→ WORK ORDER
Return the text below on pre-IPO product settlement, redemption and pricing in full, word for word.

→ STUDY TEXT
Check settlement mechanics
How does the contract settle? There are two options:
- Cash settlement: At close, you receive USDC equal to the price difference. No shares change hands. This is the synthetic model.
- Physical settlement: You receive actual shares (or tokens representing shares). This is theoretically the asset-backed model, but extremely rare in practice for pre-IPO products.
If settlement is cash-only, you are in a synthetic product regardless of what the marketing says.
Verify redemption rights
Can you redeem your position for actual shares? Under what conditions? Are there lock-up periods?
Most pre-IPO perp products have no redemption mechanism. You can only exit by selling your position to another trader, not by converting to equity. The absence of a redemption path is a strong indicator of a purely synthetic structure.
Understand the pricing source
Where does the reference price come from? This is the oracle question, and it is the hardest one to answer satisfactorily.

Bounding box prediction data

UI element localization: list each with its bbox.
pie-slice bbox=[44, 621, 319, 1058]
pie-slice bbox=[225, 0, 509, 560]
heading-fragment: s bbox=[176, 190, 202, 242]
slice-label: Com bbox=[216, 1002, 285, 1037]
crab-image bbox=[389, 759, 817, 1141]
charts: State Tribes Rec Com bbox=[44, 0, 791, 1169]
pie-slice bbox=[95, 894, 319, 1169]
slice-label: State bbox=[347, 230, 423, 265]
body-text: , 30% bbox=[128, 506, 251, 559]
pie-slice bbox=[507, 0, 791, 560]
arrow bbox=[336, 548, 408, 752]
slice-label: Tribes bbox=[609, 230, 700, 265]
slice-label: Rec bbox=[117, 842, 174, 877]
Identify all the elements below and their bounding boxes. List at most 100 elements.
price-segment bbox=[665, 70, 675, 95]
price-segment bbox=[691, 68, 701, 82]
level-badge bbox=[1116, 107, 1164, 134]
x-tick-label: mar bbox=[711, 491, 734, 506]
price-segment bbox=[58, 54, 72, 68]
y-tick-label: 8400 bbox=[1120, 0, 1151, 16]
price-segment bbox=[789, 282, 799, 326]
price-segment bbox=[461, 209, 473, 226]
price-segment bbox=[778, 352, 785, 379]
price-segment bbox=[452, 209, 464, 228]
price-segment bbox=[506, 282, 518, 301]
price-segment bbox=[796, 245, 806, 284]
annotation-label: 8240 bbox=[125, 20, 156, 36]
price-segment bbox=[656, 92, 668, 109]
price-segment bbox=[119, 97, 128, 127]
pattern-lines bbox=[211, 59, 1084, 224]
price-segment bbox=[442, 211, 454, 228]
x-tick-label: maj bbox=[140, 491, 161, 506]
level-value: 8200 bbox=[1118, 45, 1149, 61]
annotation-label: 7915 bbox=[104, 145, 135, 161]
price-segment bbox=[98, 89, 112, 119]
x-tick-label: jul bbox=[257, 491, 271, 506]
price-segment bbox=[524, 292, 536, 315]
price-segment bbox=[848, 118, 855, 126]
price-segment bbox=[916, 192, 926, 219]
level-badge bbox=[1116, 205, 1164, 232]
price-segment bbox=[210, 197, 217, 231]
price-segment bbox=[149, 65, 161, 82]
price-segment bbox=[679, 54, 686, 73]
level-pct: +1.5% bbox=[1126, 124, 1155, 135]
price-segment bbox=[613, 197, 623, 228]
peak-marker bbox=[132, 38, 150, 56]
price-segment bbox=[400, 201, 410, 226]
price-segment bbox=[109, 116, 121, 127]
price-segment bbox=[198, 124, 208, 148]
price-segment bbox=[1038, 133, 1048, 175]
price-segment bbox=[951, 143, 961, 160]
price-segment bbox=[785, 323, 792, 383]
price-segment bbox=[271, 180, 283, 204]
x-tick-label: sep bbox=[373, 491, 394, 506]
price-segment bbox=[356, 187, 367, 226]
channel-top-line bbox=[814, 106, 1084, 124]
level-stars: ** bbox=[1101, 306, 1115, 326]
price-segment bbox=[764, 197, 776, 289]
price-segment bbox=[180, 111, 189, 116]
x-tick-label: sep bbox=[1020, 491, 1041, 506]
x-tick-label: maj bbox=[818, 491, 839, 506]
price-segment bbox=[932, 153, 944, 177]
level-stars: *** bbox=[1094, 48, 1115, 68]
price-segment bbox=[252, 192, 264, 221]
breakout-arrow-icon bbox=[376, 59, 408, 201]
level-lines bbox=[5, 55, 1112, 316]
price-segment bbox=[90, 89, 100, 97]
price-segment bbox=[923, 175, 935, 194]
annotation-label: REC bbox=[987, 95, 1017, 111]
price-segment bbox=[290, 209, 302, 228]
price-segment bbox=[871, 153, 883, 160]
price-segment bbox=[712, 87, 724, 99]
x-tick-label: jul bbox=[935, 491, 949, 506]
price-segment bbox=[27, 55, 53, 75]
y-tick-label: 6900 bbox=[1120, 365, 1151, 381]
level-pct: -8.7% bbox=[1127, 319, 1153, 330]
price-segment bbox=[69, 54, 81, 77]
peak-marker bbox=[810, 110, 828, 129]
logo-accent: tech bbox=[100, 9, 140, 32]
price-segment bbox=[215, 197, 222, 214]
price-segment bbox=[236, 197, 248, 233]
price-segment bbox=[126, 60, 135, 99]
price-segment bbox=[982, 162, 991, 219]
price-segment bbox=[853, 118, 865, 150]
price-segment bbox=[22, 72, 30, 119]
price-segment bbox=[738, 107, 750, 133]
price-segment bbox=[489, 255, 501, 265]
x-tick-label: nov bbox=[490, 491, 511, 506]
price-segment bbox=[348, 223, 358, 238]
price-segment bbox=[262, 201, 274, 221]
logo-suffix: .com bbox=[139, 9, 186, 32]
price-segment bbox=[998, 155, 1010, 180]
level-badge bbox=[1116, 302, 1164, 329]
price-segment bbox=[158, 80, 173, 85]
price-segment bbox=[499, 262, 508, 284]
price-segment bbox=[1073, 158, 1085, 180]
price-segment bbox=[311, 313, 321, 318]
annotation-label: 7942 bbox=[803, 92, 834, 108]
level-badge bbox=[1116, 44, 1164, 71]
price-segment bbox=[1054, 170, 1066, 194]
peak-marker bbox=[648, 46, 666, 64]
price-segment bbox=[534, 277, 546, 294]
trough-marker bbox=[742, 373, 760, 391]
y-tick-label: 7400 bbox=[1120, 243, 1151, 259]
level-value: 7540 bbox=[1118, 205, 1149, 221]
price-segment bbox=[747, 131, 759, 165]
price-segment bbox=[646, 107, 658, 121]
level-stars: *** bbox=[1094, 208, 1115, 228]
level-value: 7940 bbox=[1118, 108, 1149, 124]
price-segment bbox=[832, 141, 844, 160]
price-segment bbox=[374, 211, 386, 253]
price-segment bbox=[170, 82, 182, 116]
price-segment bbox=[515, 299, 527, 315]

→ WRITTEN SOLUTION
Check settlement mechanics
How does the contract settle? There are two options:
- Cash settlement: At close, you receive USDC equal to the price difference. No shares change hands. This is the synthetic model.
- Physical settlement: You receive actual shares (or tokens representing shares). This is theoretically the asset-backed model, but extremely rare in practice for pre-IPO products.
If settlement is cash-only, you are in a synthetic product regardless of what the marketing says.
Verify redemption rights
Can you redeem your position for actual shares? Under what conditions? Are there lock-up periods?
Most pre-IPO perp products have no redemption mechanism. You can only exit by selling your position to another trader, not by converting to equity. The absence of a redemption path is a strong indicator of a purely synthetic structure.
Understand the pricing source
Where does the reference price come from? This is the oracle question, and it is the hardest one to answer satisfactorily.